## [Dataset records]
-- BEGIN --

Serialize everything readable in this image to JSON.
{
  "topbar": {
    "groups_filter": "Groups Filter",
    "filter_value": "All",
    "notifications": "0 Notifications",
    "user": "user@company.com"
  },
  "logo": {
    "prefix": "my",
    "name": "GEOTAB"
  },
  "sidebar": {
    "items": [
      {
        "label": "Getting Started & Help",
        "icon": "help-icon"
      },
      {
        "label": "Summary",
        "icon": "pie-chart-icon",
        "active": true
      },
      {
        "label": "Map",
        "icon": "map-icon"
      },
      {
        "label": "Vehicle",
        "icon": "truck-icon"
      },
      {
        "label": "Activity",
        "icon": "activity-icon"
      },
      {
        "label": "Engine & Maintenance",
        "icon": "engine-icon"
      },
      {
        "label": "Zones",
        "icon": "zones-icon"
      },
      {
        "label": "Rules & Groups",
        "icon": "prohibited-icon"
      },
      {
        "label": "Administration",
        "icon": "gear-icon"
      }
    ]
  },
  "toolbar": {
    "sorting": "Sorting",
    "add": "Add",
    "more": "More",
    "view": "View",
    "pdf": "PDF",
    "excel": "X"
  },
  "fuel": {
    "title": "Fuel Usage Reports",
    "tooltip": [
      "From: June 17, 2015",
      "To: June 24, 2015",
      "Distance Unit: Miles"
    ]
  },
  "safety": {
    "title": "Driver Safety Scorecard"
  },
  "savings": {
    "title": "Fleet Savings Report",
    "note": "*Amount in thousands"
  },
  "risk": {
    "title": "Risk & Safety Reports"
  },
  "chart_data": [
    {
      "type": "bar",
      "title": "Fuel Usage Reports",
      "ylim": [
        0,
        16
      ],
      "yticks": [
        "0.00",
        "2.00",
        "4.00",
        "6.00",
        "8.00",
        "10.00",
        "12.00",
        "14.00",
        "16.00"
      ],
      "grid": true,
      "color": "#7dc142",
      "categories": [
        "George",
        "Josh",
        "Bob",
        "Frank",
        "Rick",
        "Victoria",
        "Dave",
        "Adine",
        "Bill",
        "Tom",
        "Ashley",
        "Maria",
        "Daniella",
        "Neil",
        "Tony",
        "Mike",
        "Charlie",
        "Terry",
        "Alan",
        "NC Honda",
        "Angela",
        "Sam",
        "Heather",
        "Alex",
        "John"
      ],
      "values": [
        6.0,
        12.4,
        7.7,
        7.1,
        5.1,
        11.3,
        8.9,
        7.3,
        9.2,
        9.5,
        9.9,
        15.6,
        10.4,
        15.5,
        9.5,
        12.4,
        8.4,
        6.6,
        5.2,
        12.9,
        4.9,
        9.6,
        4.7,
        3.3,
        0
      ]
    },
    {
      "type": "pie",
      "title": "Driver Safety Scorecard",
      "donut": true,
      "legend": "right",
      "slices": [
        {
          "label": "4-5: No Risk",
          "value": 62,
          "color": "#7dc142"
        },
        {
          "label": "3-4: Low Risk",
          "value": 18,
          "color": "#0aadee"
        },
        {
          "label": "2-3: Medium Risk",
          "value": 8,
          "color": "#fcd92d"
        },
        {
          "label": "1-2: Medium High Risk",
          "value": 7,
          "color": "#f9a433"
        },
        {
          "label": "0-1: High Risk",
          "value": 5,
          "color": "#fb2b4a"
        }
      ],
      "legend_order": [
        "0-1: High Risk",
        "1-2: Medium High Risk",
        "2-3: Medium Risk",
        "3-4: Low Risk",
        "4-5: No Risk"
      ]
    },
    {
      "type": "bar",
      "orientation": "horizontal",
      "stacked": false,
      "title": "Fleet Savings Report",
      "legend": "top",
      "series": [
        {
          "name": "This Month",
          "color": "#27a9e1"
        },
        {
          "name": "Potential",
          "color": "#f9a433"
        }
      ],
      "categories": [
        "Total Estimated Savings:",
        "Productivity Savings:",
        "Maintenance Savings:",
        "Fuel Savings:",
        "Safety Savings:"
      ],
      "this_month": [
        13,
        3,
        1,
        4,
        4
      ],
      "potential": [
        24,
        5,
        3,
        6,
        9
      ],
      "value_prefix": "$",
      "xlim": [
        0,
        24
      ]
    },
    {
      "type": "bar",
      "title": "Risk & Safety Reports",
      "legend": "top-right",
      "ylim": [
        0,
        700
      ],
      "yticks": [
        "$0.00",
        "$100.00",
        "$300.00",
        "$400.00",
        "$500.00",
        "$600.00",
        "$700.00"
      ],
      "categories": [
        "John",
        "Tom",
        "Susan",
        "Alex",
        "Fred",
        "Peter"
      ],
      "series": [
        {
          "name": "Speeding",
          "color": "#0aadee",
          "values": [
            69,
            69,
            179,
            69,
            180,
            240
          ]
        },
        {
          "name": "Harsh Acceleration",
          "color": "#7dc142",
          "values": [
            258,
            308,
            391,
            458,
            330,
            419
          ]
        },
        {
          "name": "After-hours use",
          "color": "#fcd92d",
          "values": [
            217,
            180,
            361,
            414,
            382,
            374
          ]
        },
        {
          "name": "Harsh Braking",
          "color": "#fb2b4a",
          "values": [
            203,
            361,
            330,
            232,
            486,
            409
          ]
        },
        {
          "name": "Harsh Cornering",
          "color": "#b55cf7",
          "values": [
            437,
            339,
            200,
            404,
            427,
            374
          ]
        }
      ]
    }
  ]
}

-- END --

## [YOUR GOAL]
Quote the listing in full, please, keeping every line exact.

## [RESULT FOR THIS EXERCISE]
Serialize everything readable in this image to JSON.
{
  "topbar": {
    "groups_filter": "Groups Filter",
    "filter_value": "All",
    "notifications": "0 Notifications",
    "user": "user@company.com"
  },
  "logo": {
    "prefix": "my",
    "name": "GEOTAB"
  },
  "sidebar": {
    "items": [
      {
        "label": "Getting Started & Help",
        "icon": "help-icon"
      },
      {
        "label": "Summary",
        "icon": "pie-chart-icon",
        "active": true
      },
      {
        "label": "Map",
        "icon": "map-icon"
      },
      {
        "label": "Vehicle",
        "icon": "truck-icon"
      },
      {
        "label": "Activity",
        "icon": "activity-icon"
      },
      {
        "label": "Engine & Maintenance",
        "icon": "engine-icon"
      },
      {
        "label": "Zones",
        "icon": "zones-icon"
      },
      {
        "label": "Rules & Groups",
        "icon": "prohibited-icon"
      },
      {
        "label": "Administration",
        "icon": "gear-icon"
      }
    ]
  },
  "toolbar": {
    "sorting": "Sorting",
    "add": "Add",
    "more": "More",
    "view": "View",
    "pdf": "PDF",
    "excel": "X"
  },
  "fuel": {
    "title": "Fuel Usage Reports",
    "tooltip": [
      "From: June 17, 2015",
      "To: June 24, 2015",
      "Distance Unit: Miles"
    ]
  },
  "safety": {
    "title": "Driver Safety Scorecard"
  },
  "savings": {
    "title": "Fleet Savings Report",
    "note": "*Amount in thousands"
  },
  "risk": {
    "title": "Risk & Safety Reports"
  },
  "chart_data": [
    {
      "type": "bar",
      "title": "Fuel Usage Reports",
      "ylim": [
        0,
        16
      ],
      "yticks": [
        "0.00",
        "2.00",
        "4.00",
        "6.00",
        "8.00",
        "10.00",
        "12.00",
        "14.00",
        "16.00"
      ],
      "grid": true,
      "color": "#7dc142",
      "categories": [
        "George",
        "Josh",
        "Bob",
        "Frank",
        "Rick",
        "Victoria",
        "Dave",
        "Adine",
        "Bill",
        "Tom",
        "Ashley",
        "Maria",
        "Daniella",
        "Neil",
        "Tony",
        "Mike",
        "Charlie",
        "Terry",
        "Alan",
        "NC Honda",
        "Angela",
        "Sam",
        "Heather",
        "Alex",
        "John"
      ],
      "values": [
        6.0,
        12.4,
        7.7,
        7.1,
        5.1,
        11.3,
        8.9,
        7.3,
        9.2,
        9.5,
        9.9,
        15.6,
        10.4,
        15.5,
        9.5,
        12.4,
        8.4,
        6.6,
        5.2,
        12.9,
        4.9,
        9.6,
        4.7,
        3.3,
        0
      ]
    },
    {
      "type": "pie",
      "title": "Driver Safety Scorecard",
      "donut": true,
      "legend": "right",
      "slices": [
        {
          "label": "4-5: No Risk",
          "value": 62,
          "color": "#7dc142"
        },
        {
          "label": "3-4: Low Risk",
          "value": 18,
          "color": "#0aadee"
        },
        {
          "label": "2-3: Medium Risk",
          "value": 8,
          "color": "#fcd92d"
        },
        {
          "label": "1-2: Medium High Risk",
          "value": 7,
          "color": "#f9a433"
        },
        {
          "label": "0-1: High Risk",
          "value": 5,
          "color": "#fb2b4a"
        }
      ],
      "legend_order": [
        "0-1: High Risk",
        "1-2: Medium High Risk",
        "2-3: Medium Risk",
        "3-4: Low Risk",
        "4-5: No Risk"
      ]
    },
    {
      "type": "bar",
      "orientation": "horizontal",
      "stacked": false,
      "title": "Fleet Savings Report",
      "legend": "top",
      "series": [
        {
          "name": "This Month",
          "color": "#27a9e1"
        },
        {
          "name": "Potential",
          "color": "#f9a433"
        }
      ],
      "categories": [
        "Total Estimated Savings:",
        "Productivity Savings:",
        "Maintenance Savings:",
        "Fuel Savings:",
        "Safety Savings:"
      ],
      "this_month": [
        13,
        3,
        1,
        4,
        4
      ],
      "potential": [
        24,
        5,
        3,
        6,
        9
      ],
      "value_prefix": "$",
      "xlim": [
        0,
        24
      ]
    },
    {
      "type": "bar",
      "title": "Risk & Safety Reports",
      "legend": "top-right",
      "ylim": [
        0,
        700
      ],
      "yticks": [
        "$0.00",
        "$100.00",
        "$300.00",
        "$400.00",
        "$500.00",
        "$600.00",
        "$700.00"
      ],
      "categories": [
        "John",
        "Tom",
        "Susan",
        "Alex",
        "Fred",
        "Peter"
      ],
      "series": [
        {
          "name": "Speeding",
          "color": "#0aadee",
          "values": [
            69,
            69,
            179,
            69,
            180,
            240
          ]
        },
        {
          "name": "Harsh Acceleration",
          "color": "#7dc142",
          "values": [
            258,
            308,
            391,
            458,
            330,
            419
          ]
        },
        {
          "name": "After-hours use",
          "color": "#fcd92d",
          "values": [
            217,
            180,
            361,
            414,
            382,
            374
          ]
        },
        {
          "name": "Harsh Braking",
          "color": "#fb2b4a",
          "values": [
            203,
            361,
            330,
            232,
            486,
            409
          ]
        },
        {
          "name": "Harsh Cornering",
          "color": "#b55cf7",
          "values": [
            437,
            339,
            200,
            404,
            427,
            374
          ]
        }
      ]
    }
  ]
}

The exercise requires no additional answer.